Report the count of lines that carry the string "Namen", and add nothing.

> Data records
______________________________

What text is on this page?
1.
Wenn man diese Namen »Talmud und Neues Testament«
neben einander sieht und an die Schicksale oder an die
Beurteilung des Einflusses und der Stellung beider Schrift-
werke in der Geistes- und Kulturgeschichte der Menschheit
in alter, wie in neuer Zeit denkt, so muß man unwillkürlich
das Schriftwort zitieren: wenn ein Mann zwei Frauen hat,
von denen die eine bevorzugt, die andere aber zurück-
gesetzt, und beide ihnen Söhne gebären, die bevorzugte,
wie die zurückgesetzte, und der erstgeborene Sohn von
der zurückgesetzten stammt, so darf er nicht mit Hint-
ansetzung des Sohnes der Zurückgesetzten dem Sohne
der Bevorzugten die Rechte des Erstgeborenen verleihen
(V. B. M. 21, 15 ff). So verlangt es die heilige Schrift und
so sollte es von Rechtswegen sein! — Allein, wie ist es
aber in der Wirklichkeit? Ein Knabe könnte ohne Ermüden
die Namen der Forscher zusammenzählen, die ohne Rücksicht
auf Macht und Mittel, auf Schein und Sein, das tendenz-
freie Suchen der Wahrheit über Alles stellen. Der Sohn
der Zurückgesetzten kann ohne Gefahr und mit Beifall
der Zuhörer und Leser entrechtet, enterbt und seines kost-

______________________________

> THE REPLY
2